# [Exercise details]
Give the count of lines holding the string "this" and nothing else.
# # # # #
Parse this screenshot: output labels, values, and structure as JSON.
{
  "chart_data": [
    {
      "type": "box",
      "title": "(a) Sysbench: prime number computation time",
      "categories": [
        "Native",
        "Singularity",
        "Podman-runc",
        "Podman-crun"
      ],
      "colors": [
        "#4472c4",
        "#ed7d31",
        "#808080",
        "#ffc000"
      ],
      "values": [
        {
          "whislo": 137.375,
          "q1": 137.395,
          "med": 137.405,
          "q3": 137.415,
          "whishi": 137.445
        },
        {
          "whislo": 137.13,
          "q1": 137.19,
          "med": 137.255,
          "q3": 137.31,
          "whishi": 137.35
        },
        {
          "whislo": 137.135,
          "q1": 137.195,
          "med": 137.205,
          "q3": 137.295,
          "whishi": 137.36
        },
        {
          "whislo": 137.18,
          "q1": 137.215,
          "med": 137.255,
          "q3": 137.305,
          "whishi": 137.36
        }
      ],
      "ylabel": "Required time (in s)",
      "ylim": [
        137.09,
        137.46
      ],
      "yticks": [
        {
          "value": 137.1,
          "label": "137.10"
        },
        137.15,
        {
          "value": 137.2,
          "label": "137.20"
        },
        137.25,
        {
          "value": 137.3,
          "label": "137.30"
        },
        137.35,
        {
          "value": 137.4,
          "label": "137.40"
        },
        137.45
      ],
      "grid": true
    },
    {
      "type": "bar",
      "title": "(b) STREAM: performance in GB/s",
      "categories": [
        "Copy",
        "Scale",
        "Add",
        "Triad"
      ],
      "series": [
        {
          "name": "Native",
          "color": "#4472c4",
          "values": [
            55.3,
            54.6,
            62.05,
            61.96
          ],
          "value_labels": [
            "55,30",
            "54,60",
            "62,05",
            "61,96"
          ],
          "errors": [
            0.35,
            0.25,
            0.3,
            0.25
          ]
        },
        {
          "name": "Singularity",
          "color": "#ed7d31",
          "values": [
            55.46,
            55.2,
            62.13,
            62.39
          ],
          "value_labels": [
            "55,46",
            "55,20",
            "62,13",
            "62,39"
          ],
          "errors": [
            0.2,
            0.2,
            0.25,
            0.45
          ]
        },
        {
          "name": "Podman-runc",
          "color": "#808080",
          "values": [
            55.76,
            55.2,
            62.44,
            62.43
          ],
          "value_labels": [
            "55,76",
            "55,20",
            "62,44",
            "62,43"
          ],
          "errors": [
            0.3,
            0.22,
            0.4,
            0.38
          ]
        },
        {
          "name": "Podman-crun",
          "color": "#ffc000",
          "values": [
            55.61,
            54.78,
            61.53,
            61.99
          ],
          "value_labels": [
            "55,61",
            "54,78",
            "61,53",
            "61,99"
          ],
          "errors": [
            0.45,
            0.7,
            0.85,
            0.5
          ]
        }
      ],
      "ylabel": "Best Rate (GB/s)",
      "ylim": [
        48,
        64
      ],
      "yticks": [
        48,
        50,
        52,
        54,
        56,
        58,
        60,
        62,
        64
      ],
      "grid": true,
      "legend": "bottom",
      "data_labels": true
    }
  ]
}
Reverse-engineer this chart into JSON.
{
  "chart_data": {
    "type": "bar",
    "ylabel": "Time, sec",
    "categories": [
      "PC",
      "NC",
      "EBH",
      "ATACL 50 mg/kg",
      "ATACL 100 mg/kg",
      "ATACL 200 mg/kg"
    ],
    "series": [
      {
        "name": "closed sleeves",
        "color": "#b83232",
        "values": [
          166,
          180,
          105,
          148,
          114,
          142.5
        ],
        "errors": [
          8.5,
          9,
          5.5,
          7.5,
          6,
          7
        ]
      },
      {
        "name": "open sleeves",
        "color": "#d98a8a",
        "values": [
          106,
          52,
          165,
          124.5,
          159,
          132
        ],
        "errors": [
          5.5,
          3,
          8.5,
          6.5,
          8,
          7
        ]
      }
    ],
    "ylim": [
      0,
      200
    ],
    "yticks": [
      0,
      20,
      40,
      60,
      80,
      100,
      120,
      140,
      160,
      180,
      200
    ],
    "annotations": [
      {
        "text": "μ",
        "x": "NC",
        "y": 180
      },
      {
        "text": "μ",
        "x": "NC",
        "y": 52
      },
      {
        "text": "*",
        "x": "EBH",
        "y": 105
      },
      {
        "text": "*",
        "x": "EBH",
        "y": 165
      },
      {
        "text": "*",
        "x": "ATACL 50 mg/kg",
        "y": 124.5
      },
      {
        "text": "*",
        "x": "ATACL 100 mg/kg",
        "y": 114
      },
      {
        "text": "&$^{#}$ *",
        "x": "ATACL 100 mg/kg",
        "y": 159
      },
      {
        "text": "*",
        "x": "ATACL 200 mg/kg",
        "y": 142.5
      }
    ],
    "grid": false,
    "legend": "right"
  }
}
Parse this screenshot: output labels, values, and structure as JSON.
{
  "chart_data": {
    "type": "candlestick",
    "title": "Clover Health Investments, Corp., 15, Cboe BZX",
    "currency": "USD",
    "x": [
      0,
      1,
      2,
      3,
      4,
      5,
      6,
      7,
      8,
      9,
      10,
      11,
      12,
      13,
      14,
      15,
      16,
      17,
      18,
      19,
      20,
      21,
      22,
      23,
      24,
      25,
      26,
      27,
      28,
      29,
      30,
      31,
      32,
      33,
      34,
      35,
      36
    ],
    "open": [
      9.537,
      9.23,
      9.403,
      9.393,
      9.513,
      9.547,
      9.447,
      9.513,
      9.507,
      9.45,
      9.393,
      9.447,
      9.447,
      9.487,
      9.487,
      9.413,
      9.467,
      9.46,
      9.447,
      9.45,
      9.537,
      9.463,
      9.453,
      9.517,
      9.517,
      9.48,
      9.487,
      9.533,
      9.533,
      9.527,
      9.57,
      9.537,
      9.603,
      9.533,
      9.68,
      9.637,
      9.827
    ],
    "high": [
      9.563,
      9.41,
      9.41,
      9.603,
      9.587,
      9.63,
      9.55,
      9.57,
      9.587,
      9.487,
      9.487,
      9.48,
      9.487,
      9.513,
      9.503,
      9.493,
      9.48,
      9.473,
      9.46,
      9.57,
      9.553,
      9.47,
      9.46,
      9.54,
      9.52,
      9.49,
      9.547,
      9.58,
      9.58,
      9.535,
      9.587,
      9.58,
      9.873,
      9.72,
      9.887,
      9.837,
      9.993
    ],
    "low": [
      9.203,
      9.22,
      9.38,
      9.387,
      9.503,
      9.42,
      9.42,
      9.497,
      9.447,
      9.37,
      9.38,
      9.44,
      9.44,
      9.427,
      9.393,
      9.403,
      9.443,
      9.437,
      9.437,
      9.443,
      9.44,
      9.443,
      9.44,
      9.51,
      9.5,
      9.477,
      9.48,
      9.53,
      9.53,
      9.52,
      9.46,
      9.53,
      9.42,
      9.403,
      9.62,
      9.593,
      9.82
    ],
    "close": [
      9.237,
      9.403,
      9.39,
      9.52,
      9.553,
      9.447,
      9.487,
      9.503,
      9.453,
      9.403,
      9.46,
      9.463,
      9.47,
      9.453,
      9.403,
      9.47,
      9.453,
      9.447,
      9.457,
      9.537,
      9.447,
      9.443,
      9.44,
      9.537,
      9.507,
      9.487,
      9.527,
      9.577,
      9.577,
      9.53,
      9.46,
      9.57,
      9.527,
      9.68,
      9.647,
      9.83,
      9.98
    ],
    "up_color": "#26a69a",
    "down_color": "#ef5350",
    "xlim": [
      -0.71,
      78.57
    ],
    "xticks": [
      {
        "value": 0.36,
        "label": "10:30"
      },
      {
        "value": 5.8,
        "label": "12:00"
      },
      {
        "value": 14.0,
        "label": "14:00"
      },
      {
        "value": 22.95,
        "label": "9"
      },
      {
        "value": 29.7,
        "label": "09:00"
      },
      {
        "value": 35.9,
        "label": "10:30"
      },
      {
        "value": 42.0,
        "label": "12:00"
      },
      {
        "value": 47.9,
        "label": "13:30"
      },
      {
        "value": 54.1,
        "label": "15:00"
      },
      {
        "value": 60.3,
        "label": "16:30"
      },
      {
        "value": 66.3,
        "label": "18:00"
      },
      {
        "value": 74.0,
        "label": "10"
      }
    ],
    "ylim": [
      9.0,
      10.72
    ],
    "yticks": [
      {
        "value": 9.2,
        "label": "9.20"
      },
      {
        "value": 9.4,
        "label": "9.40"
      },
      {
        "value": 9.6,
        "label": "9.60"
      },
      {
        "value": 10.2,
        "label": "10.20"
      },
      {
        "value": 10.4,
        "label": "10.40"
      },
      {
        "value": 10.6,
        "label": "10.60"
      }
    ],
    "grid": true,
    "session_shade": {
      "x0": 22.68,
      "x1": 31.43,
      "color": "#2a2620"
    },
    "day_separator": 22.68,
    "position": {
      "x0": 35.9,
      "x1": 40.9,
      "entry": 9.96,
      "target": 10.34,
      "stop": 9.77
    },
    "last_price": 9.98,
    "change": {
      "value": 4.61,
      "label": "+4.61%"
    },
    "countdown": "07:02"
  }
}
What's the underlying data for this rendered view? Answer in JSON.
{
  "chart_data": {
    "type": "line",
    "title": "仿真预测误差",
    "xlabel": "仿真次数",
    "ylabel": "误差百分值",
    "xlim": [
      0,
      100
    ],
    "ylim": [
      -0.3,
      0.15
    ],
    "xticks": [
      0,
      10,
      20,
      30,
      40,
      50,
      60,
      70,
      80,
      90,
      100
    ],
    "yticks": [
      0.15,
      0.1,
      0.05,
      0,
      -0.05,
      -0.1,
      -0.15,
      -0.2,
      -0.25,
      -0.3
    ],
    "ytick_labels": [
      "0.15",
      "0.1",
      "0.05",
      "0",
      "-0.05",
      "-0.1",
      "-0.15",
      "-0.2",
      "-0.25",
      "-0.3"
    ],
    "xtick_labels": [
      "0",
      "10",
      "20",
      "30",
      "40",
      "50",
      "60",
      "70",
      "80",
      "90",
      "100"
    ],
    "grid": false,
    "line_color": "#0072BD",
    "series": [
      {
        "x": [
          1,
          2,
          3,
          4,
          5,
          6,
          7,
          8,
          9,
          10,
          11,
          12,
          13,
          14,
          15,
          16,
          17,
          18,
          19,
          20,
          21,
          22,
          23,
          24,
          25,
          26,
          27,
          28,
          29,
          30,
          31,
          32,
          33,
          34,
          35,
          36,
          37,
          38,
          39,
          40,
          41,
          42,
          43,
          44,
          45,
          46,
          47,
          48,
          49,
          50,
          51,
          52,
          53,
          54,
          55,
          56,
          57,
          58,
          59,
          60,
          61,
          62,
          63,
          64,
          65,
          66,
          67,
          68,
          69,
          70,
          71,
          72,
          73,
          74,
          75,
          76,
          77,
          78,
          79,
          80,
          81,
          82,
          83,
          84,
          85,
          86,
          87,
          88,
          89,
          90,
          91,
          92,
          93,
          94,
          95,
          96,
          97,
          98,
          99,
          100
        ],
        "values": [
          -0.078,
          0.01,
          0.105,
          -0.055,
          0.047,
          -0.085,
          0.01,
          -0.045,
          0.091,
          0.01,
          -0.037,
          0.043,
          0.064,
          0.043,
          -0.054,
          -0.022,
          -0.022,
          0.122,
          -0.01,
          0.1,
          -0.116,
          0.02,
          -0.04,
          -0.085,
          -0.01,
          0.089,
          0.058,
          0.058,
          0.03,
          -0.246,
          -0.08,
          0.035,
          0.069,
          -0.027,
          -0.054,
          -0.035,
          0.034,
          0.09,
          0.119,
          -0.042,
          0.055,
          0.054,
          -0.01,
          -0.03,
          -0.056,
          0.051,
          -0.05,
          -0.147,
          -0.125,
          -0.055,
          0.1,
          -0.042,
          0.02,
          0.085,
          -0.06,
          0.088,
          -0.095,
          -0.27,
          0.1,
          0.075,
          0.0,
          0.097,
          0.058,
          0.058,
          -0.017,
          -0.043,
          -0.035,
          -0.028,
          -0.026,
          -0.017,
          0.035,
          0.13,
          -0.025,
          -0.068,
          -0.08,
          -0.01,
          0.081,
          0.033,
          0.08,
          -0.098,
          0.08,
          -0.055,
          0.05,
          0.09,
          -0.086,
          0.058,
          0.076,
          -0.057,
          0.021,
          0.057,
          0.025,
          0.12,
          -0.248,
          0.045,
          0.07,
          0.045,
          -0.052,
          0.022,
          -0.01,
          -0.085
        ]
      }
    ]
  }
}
# # # # #
# [Solved problem]
4